- [Requirements]: Reproduce the rows word for word, from the line containing "List all visible" through the line containing "quote-reference <box>16 548 439 559</box>", with both of those lines included. Leave the picture out of your copy.

- [Source material]:
________________________
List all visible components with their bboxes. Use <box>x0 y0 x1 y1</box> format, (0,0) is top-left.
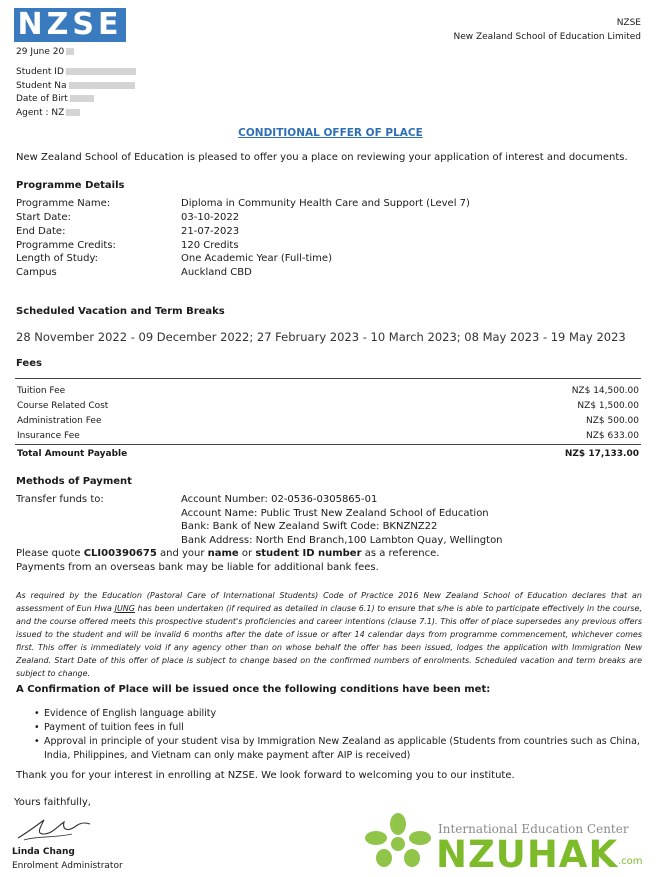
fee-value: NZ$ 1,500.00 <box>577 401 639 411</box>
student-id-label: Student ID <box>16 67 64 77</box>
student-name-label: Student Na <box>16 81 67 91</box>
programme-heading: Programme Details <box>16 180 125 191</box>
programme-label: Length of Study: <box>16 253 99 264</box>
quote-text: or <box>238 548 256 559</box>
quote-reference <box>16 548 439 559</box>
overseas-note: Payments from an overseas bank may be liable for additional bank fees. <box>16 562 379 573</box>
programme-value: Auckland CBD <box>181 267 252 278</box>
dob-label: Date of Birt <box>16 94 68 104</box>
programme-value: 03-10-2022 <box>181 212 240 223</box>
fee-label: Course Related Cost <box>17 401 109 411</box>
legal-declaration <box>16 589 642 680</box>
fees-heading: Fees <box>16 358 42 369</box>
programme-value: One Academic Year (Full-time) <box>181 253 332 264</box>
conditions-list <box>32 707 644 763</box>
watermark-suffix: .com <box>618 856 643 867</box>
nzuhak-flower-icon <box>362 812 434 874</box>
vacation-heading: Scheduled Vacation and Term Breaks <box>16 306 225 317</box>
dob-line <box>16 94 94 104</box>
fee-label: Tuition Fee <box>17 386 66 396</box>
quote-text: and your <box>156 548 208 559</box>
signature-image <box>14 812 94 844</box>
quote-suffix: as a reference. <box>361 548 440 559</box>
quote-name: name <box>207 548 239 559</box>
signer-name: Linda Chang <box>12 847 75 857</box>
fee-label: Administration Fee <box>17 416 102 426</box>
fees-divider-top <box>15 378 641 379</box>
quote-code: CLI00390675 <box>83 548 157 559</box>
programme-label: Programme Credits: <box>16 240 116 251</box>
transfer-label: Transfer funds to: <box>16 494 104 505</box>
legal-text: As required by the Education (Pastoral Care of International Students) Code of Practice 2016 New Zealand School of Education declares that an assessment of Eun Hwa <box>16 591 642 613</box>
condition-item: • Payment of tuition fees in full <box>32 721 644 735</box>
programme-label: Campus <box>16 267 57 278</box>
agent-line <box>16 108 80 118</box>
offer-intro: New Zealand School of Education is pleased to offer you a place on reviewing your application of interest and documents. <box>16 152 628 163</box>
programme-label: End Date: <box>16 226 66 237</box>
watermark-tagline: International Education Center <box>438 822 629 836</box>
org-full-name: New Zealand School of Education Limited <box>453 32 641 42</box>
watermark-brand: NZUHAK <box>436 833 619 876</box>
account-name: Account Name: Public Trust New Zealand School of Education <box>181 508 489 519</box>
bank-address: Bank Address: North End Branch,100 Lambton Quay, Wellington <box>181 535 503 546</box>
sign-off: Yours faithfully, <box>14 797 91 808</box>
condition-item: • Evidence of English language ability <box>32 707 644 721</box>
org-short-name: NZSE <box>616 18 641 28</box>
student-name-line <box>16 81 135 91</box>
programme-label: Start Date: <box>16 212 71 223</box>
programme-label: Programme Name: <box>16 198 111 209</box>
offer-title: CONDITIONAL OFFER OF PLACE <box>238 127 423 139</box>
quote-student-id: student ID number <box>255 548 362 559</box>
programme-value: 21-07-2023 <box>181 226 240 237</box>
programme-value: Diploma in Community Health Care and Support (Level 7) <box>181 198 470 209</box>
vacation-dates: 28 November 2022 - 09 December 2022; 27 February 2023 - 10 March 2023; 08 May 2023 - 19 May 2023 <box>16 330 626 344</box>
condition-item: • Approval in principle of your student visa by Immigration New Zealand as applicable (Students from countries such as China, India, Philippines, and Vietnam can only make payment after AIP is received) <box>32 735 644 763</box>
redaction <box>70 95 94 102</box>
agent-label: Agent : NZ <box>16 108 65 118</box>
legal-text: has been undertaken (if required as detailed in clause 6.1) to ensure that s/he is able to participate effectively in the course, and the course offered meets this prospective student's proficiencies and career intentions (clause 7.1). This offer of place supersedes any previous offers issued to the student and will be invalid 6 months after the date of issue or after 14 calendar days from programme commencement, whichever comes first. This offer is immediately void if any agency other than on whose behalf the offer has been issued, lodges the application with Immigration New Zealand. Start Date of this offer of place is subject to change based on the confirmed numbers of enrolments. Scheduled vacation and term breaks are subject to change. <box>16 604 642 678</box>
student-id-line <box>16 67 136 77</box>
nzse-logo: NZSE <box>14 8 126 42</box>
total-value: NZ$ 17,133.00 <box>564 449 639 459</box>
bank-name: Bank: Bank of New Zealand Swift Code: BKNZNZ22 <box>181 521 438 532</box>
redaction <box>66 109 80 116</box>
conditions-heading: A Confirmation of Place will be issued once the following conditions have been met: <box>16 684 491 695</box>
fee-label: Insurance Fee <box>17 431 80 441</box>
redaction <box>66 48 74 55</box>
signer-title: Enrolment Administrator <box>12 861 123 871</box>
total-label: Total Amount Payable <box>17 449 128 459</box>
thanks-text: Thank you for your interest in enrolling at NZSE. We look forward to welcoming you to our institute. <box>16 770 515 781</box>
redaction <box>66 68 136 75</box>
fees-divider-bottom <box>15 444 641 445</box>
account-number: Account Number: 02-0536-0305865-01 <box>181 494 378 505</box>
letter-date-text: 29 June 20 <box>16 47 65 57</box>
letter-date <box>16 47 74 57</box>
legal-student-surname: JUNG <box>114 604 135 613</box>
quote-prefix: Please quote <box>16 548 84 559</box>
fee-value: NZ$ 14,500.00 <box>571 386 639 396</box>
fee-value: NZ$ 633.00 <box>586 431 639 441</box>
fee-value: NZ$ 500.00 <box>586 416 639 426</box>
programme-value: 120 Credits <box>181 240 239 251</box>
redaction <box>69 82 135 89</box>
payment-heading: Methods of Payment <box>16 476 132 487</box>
________________________
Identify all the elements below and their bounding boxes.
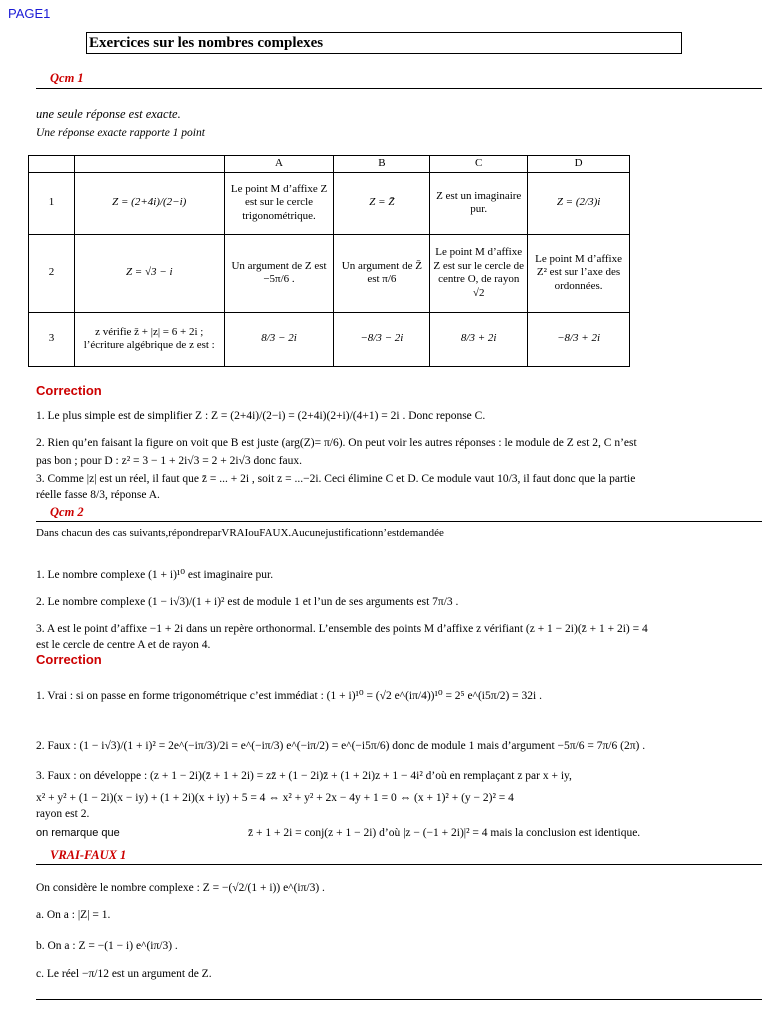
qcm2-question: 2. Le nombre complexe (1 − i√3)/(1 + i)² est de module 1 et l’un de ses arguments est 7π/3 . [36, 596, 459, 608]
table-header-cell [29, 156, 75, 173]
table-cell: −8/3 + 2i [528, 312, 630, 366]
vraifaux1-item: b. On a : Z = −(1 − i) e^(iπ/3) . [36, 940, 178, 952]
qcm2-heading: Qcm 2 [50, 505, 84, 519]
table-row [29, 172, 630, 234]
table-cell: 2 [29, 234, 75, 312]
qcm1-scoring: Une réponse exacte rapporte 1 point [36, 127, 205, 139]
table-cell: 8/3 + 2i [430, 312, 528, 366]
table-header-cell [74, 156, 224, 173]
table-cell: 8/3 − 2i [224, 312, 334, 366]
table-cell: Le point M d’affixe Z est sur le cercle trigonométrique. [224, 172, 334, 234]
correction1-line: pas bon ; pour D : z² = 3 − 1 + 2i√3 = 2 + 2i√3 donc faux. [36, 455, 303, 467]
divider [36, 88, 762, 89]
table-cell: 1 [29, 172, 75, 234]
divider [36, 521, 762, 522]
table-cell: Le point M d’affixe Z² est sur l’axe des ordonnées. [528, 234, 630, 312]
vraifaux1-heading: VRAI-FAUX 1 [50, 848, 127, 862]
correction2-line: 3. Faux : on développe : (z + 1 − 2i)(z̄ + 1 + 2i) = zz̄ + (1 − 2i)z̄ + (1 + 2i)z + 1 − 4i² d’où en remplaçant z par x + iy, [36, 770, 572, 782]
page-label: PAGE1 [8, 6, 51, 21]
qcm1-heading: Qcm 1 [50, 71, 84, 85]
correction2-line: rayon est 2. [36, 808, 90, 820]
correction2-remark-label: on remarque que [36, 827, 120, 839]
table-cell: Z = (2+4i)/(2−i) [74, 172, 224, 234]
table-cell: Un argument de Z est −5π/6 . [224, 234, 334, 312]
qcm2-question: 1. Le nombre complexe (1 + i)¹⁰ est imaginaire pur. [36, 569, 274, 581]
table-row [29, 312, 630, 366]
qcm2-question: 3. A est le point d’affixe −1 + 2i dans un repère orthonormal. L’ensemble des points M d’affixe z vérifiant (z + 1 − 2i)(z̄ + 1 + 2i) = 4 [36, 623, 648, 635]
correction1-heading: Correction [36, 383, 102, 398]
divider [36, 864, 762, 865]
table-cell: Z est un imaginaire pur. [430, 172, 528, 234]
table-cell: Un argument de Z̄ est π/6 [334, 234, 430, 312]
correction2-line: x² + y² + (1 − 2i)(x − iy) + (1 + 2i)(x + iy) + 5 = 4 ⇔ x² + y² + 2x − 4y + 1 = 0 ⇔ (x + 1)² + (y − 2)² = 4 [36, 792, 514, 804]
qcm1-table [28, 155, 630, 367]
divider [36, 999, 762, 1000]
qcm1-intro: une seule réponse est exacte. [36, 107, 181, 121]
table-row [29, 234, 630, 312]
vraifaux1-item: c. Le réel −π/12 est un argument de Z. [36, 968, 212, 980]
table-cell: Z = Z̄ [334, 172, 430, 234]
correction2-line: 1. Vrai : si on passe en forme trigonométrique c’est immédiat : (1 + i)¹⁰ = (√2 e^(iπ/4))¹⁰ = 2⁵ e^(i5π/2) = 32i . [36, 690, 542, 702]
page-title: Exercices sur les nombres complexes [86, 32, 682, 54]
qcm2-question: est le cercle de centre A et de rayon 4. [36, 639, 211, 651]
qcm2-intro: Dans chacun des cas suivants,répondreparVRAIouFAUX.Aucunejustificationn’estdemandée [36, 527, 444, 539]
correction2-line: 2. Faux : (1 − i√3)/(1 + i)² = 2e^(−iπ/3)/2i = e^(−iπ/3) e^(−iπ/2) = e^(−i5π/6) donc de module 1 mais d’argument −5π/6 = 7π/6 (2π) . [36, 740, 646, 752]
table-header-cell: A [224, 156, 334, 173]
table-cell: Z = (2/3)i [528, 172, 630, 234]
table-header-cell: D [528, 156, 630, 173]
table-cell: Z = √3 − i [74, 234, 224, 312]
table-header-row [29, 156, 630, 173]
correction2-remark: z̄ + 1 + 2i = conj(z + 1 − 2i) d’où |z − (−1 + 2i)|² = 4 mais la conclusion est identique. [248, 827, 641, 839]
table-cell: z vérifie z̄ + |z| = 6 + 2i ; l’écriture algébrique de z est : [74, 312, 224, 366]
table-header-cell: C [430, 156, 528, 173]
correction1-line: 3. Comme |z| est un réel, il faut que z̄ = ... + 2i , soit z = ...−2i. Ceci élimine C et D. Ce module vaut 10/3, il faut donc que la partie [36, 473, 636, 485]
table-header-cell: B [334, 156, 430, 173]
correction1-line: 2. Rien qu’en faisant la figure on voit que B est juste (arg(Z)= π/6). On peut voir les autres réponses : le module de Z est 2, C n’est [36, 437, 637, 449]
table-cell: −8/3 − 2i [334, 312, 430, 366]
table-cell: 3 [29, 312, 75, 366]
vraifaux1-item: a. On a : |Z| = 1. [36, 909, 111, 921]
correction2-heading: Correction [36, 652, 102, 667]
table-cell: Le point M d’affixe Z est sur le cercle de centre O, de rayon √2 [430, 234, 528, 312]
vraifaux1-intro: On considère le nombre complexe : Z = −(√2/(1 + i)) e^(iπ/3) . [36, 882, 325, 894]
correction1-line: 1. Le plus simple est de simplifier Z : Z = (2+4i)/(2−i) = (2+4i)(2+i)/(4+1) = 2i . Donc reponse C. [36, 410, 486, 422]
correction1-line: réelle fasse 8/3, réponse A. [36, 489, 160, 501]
________________________
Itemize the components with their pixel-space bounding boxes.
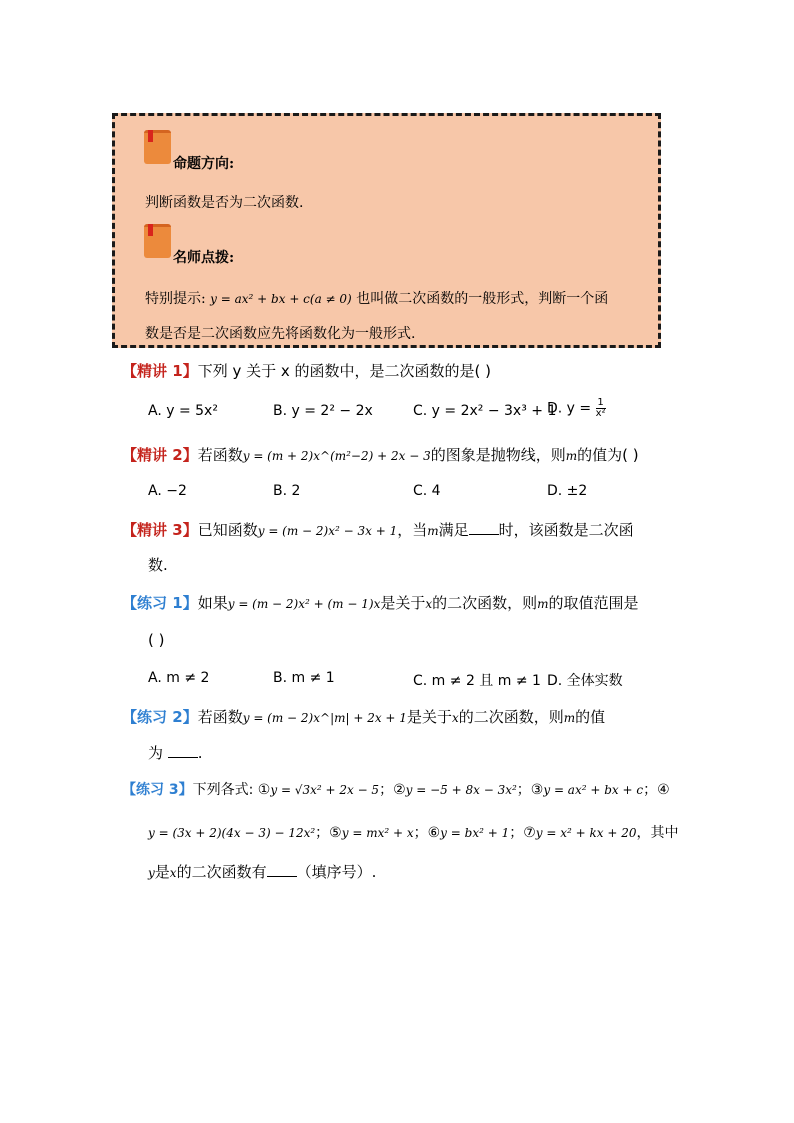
________________________
- [Final result]:
List all visible components with their bboxes. Use <box>x0 y0 x1 y1</box> format, (0,0) is top-left.
fee-value: NZ$ 1,500.00 <box>577 401 639 411</box>
student-id-label: Student ID <box>16 67 64 77</box>
student-name-label: Student Na <box>16 81 67 91</box>
programme-heading: Programme Details <box>16 180 125 191</box>
programme-label: Length of Study: <box>16 253 99 264</box>
quote-text: or <box>238 548 256 559</box>
quote-reference <box>16 548 439 559</box>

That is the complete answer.